* _SUPPLIED DATA_
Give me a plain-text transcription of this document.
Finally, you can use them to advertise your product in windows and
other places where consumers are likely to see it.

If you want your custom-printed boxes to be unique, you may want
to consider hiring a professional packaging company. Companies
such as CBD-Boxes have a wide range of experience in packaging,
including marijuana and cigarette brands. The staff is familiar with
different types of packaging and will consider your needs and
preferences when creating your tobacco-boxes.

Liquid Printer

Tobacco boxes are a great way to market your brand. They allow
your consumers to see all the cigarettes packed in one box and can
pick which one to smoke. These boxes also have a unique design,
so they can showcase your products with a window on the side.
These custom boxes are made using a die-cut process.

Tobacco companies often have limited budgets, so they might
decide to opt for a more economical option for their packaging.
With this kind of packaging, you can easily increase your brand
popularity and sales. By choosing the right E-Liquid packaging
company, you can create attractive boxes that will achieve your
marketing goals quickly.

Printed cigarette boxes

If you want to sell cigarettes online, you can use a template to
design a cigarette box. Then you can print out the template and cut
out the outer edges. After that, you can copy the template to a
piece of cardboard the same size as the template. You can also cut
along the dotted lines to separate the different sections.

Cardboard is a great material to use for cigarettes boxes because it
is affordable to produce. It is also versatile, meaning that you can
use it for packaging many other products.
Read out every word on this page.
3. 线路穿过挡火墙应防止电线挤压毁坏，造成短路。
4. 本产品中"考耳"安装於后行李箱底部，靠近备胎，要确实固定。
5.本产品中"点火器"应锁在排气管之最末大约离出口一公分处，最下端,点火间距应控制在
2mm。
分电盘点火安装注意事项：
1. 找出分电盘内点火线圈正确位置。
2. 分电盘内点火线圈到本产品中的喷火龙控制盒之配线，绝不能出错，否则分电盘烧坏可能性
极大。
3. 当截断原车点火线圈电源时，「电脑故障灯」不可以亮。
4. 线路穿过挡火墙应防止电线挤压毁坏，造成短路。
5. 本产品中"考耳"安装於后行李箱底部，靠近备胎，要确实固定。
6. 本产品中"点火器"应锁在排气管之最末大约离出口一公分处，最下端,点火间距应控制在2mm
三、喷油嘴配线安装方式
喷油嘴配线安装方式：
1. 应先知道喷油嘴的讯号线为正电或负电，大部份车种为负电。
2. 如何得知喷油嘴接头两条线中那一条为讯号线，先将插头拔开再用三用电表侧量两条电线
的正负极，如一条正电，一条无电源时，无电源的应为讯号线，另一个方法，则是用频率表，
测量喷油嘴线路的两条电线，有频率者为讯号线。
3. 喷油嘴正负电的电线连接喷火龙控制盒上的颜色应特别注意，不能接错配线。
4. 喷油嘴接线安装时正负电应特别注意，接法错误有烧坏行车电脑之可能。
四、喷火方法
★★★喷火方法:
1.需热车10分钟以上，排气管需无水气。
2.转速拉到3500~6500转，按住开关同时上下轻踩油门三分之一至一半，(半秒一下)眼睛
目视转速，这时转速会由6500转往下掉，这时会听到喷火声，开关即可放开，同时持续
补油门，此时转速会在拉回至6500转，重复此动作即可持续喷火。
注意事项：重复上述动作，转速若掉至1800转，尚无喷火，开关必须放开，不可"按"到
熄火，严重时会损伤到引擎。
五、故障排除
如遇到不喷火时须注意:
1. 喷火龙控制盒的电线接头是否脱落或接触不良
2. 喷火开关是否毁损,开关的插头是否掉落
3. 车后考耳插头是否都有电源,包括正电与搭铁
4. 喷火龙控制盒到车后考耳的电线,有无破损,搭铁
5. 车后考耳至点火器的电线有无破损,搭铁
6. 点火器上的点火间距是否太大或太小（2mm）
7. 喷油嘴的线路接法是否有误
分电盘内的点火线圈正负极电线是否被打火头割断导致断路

* _STATED GOAL_
Copy every line exactly. Leave nothing out.

* _TASK RESULT_
Give me a plain-text transcription of this document.
Finally, you can use them to advertise your product in windows and
other places where consumers are likely to see it.

If you want your custom-printed boxes to be unique, you may want
to consider hiring a professional packaging company. Companies
such as CBD-Boxes have a wide range of experience in packaging,
including marijuana and cigarette brands. The staff is familiar with
different types of packaging and will consider your needs and
preferences when creating your tobacco-boxes.

Liquid Printer

Tobacco boxes are a great way to market your brand. They allow
your consumers to see all the cigarettes packed in one box and can
pick which one to smoke. These boxes also have a unique design,
so they can showcase your products with a window on the side.
These custom boxes are made using a die-cut process.

Tobacco companies often have limited budgets, so they might
decide to opt for a more economical option for their packaging.
With this kind of packaging, you can easily increase your brand
popularity and sales. By choosing the right E-Liquid packaging
company, you can create attractive boxes that will achieve your
marketing goals quickly.

Printed cigarette boxes

If you want to sell cigarettes online, you can use a template to
design a cigarette box. Then you can print out the template and cut
out the outer edges. After that, you can copy the template to a
piece of cardboard the same size as the template. You can also cut
along the dotted lines to separate the different sections.

Cardboard is a great material to use for cigarettes boxes because it
is affordable to produce. It is also versatile, meaning that you can
use it for packaging many other products.
Read out every word on this page.
3. 线路穿过挡火墙应防止电线挤压毁坏，造成短路。
4. 本产品中"考耳"安装於后行李箱底部，靠近备胎，要确实固定。
5.本产品中"点火器"应锁在排气管之最末大约离出口一公分处，最下端,点火间距应控制在
2mm。
分电盘点火安装注意事项：
1. 找出分电盘内点火线圈正确位置。
2. 分电盘内点火线圈到本产品中的喷火龙控制盒之配线，绝不能出错，否则分电盘烧坏可能性
极大。
3. 当截断原车点火线圈电源时，「电脑故障灯」不可以亮。
4. 线路穿过挡火墙应防止电线挤压毁坏，造成短路。
5. 本产品中"考耳"安装於后行李箱底部，靠近备胎，要确实固定。
6. 本产品中"点火器"应锁在排气管之最末大约离出口一公分处，最下端,点火间距应控制在2mm
三、喷油嘴配线安装方式
喷油嘴配线安装方式：
1. 应先知道喷油嘴的讯号线为正电或负电，大部份车种为负电。
2. 如何得知喷油嘴接头两条线中那一条为讯号线，先将插头拔开再用三用电表侧量两条电线
的正负极，如一条正电，一条无电源时，无电源的应为讯号线，另一个方法，则是用频率表，
测量喷油嘴线路的两条电线，有频率者为讯号线。
3. 喷油嘴正负电的电线连接喷火龙控制盒上的颜色应特别注意，不能接错配线。
4. 喷油嘴接线安装时正负电应特别注意，接法错误有烧坏行车电脑之可能。
四、喷火方法
★★★喷火方法:
1.需热车10分钟以上，排气管需无水气。
2.转速拉到3500~6500转，按住开关同时上下轻踩油门三分之一至一半，(半秒一下)眼睛
目视转速，这时转速会由6500转往下掉，这时会听到喷火声，开关即可放开，同时持续
补油门，此时转速会在拉回至6500转，重复此动作即可持续喷火。
注意事项：重复上述动作，转速若掉至1800转，尚无喷火，开关必须放开，不可"按"到
熄火，严重时会损伤到引擎。
五、故障排除
如遇到不喷火时须注意:
1. 喷火龙控制盒的电线接头是否脱落或接触不良
2. 喷火开关是否毁损,开关的插头是否掉落
3. 车后考耳插头是否都有电源,包括正电与搭铁
4. 喷火龙控制盒到车后考耳的电线,有无破损,搭铁
5. 车后考耳至点火器的电线有无破损,搭铁
6. 点火器上的点火间距是否太大或太小（2mm）
7. 喷油嘴的线路接法是否有误
分电盘内的点火线圈正负极电线是否被打火头割断导致断路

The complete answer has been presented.